** start ITEMS **

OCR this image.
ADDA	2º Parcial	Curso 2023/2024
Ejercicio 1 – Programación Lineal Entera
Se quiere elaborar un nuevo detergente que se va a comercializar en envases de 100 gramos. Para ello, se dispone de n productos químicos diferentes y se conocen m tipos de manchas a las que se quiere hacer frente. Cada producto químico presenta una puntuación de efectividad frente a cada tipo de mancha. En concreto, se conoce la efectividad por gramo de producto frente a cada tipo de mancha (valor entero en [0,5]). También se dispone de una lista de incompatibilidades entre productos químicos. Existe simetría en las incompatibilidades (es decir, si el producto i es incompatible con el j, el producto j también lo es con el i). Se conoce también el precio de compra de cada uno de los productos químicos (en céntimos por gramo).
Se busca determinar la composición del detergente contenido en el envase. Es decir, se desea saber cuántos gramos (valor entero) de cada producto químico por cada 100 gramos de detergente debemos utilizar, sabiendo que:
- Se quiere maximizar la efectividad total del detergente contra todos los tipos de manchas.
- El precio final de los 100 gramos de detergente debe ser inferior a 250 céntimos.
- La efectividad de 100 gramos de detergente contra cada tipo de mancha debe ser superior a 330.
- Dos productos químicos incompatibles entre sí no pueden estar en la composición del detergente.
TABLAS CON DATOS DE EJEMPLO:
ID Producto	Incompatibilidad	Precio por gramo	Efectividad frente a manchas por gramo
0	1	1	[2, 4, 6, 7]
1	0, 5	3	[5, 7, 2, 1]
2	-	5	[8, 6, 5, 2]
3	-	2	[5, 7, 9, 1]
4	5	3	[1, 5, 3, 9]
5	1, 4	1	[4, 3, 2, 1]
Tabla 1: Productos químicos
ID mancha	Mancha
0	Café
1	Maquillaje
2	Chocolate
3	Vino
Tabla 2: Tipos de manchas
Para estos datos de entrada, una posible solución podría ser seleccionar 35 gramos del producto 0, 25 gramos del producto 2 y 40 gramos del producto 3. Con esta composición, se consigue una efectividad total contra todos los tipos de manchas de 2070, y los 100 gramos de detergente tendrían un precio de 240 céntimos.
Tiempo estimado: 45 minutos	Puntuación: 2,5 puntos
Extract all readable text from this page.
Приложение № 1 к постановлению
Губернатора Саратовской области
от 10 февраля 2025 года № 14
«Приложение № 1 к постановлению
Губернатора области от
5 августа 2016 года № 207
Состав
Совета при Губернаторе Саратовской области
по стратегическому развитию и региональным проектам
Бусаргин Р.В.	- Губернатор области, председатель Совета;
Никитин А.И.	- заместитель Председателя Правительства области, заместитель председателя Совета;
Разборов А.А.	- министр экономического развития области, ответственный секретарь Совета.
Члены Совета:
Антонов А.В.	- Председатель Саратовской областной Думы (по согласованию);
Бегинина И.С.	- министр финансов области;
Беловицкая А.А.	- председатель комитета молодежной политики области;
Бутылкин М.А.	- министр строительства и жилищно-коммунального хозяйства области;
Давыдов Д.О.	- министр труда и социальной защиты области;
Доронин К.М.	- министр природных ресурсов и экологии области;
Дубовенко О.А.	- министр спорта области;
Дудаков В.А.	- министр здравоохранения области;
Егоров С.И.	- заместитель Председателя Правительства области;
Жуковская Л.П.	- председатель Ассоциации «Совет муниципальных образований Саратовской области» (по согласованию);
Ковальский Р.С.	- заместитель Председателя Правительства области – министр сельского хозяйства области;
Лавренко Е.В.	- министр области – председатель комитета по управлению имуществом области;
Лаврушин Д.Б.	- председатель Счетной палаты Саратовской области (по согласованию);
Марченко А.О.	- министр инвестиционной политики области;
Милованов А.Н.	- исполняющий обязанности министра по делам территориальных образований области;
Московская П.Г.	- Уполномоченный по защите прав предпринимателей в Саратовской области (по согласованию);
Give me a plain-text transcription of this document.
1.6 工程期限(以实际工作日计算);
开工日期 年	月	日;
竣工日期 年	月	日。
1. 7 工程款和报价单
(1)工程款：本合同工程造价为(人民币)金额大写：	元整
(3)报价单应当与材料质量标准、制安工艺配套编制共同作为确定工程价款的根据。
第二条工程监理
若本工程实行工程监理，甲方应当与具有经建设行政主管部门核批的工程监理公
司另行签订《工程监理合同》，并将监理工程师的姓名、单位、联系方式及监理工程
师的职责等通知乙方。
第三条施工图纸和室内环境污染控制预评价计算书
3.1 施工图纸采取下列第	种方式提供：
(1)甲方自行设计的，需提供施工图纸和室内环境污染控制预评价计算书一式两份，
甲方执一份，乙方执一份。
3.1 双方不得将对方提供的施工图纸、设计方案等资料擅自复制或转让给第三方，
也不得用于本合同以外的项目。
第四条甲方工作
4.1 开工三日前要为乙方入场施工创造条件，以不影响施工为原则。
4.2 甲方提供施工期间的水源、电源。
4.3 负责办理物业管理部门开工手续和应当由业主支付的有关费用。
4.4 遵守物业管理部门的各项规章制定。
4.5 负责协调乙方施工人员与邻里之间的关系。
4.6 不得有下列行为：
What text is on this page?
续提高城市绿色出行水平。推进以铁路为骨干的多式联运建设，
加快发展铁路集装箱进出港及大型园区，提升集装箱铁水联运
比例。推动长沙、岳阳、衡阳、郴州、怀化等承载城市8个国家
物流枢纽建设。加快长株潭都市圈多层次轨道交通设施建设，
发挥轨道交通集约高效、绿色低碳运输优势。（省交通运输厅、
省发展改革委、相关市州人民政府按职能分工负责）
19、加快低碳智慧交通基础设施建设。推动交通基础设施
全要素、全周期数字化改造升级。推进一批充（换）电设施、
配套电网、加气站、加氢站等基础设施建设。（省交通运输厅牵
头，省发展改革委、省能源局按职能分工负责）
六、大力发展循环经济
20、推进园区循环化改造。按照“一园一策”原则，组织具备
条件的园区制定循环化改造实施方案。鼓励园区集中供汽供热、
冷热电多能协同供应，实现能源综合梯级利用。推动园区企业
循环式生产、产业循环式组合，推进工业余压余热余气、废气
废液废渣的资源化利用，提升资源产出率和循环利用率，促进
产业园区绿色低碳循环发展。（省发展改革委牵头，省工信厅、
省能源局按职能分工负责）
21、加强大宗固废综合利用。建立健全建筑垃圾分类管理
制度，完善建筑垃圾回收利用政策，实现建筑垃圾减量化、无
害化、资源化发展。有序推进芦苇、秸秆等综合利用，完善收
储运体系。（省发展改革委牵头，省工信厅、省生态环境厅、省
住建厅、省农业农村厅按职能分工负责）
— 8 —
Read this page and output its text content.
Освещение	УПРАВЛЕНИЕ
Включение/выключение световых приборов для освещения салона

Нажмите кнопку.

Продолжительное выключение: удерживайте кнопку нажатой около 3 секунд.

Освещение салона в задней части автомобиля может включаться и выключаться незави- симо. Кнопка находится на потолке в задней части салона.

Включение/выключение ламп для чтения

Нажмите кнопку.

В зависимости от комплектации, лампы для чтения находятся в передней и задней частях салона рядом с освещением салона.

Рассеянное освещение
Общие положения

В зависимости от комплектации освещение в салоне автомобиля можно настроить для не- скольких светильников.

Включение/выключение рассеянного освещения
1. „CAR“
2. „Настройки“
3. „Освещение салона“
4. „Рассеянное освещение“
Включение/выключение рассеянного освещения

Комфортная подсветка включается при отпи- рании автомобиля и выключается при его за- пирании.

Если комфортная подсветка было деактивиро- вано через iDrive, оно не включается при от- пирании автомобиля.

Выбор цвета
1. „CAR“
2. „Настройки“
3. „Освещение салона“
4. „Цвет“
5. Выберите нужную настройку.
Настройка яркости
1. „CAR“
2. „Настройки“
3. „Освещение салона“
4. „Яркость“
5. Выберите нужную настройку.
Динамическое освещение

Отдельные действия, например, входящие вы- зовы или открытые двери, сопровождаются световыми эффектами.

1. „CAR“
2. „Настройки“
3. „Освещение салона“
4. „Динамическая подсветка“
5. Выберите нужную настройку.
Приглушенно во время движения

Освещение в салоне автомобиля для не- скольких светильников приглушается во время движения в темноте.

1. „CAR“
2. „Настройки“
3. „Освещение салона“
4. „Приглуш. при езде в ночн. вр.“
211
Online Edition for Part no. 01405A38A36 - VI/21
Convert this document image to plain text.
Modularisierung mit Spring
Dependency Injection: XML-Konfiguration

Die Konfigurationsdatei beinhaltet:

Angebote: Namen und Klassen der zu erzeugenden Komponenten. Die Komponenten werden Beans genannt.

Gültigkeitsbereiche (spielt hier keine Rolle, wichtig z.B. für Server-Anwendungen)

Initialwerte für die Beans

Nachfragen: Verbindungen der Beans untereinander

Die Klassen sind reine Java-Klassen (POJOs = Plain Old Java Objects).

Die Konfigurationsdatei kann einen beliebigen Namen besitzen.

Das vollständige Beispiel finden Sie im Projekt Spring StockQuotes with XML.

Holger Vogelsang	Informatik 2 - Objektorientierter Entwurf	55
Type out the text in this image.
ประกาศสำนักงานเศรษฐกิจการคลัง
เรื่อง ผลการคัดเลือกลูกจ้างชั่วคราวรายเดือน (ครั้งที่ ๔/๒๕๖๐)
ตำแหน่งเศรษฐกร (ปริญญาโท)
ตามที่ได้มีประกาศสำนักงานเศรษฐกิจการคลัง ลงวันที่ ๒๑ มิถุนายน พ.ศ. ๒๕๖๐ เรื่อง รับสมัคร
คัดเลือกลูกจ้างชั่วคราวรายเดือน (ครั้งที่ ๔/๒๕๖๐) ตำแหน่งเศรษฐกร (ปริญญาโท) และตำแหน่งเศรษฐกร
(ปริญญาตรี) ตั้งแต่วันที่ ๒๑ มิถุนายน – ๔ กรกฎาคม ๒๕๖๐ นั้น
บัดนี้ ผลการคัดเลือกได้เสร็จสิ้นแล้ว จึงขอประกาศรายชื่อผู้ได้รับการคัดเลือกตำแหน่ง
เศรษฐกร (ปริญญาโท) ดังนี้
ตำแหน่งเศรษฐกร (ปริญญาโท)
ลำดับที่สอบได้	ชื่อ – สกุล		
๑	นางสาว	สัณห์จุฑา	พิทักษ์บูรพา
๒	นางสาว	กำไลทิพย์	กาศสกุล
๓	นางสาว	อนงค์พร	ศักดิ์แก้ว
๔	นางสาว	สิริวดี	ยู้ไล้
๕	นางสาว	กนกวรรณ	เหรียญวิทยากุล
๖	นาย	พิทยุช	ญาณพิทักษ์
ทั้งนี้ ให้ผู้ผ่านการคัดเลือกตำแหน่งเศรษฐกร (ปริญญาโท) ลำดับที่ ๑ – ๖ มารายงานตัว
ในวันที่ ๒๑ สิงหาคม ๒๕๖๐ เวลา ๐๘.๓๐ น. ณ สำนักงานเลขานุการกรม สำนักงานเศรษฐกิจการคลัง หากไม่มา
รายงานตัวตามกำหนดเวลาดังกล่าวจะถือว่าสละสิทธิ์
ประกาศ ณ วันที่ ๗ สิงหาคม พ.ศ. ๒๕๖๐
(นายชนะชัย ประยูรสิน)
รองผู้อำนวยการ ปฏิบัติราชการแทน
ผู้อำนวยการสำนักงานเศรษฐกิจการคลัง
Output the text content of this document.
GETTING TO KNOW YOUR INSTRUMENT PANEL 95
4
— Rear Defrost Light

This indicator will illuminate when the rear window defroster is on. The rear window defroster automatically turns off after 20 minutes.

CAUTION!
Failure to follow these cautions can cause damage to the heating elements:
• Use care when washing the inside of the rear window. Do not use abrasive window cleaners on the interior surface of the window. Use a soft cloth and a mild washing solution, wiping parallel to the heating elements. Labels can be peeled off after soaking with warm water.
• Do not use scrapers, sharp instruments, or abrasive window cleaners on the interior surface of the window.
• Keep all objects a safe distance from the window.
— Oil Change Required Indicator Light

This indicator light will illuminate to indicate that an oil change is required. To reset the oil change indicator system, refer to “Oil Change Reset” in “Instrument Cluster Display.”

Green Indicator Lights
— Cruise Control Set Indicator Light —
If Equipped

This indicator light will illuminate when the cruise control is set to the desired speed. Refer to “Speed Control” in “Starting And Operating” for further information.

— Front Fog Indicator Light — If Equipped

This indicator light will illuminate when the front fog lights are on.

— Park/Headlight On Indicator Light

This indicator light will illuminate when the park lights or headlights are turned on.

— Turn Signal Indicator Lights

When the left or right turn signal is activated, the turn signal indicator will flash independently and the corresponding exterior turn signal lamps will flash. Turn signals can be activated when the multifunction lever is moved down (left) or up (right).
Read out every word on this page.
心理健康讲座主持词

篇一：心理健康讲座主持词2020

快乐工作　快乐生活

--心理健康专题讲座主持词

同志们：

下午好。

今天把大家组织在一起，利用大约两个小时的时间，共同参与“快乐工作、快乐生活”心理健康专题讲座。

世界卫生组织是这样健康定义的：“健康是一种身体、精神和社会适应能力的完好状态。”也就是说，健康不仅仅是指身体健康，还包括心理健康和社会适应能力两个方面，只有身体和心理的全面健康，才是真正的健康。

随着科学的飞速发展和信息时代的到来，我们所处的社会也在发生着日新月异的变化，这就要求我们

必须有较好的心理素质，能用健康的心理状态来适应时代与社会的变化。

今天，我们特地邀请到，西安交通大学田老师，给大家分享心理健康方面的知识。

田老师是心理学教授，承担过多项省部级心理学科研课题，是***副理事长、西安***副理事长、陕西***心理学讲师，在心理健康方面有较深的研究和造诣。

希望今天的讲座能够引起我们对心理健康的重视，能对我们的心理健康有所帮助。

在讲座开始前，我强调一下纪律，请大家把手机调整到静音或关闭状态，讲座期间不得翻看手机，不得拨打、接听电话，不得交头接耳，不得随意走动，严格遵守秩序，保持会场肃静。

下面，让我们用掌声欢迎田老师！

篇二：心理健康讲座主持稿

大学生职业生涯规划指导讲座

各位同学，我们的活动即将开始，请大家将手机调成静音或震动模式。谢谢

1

** end ITEMS **

• **AIM OF THE EXERCISE**:
Write out every line of the listing that holds the word "นายน".

• **WRITTEN REPLY**:
ตามที่ได้มีประกาศสำนักงานเศรษฐกิจการคลัง ลงวันที่ ๒๑ มิถุนายน พ.ศ. ๒๕๖๐ เรื่อง รับสมัคร
(ปริญญาตรี) ตั้งแต่วันที่ ๒๑ มิถุนายน – ๔ กรกฎาคม ๒๕๖๐ นั้น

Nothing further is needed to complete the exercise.